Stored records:
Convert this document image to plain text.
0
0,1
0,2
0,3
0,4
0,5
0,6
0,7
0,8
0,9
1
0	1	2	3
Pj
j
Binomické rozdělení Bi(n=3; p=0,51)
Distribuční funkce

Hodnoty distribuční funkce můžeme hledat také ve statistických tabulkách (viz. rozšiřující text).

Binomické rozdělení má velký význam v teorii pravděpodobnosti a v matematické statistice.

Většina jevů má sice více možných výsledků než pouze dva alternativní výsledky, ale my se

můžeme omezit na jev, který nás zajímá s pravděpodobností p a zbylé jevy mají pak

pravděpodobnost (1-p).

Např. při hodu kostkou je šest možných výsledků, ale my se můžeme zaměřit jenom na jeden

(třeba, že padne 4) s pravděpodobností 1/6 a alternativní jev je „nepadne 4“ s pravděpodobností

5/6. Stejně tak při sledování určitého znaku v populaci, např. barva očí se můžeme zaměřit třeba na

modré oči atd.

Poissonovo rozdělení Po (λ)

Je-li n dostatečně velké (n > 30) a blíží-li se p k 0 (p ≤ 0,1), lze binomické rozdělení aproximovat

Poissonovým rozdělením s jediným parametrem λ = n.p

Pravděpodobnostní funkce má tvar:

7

» Task description: Take the lines above and print them exactly.

» Response to this task:
Convert this document image to plain text.
0
0,1
0,2
0,3
0,4
0,5
0,6
0,7
0,8
0,9
1
0	1	2	3
Pj
j
Binomické rozdělení Bi(n=3; p=0,51)
Distribuční funkce

Hodnoty distribuční funkce můžeme hledat také ve statistických tabulkách (viz. rozšiřující text).

Binomické rozdělení má velký význam v teorii pravděpodobnosti a v matematické statistice.

Většina jevů má sice více možných výsledků než pouze dva alternativní výsledky, ale my se

můžeme omezit na jev, který nás zajímá s pravděpodobností p a zbylé jevy mají pak

pravděpodobnost (1-p).

Např. při hodu kostkou je šest možných výsledků, ale my se můžeme zaměřit jenom na jeden

(třeba, že padne 4) s pravděpodobností 1/6 a alternativní jev je „nepadne 4“ s pravděpodobností

5/6. Stejně tak při sledování určitého znaku v populaci, např. barva očí se můžeme zaměřit třeba na

modré oči atd.

Poissonovo rozdělení Po (λ)

Je-li n dostatečně velké (n > 30) a blíží-li se p k 0 (p ≤ 0,1), lze binomické rozdělení aproximovat

Poissonovým rozdělením s jediným parametrem λ = n.p

Pravděpodobnostní funkce má tvar:

7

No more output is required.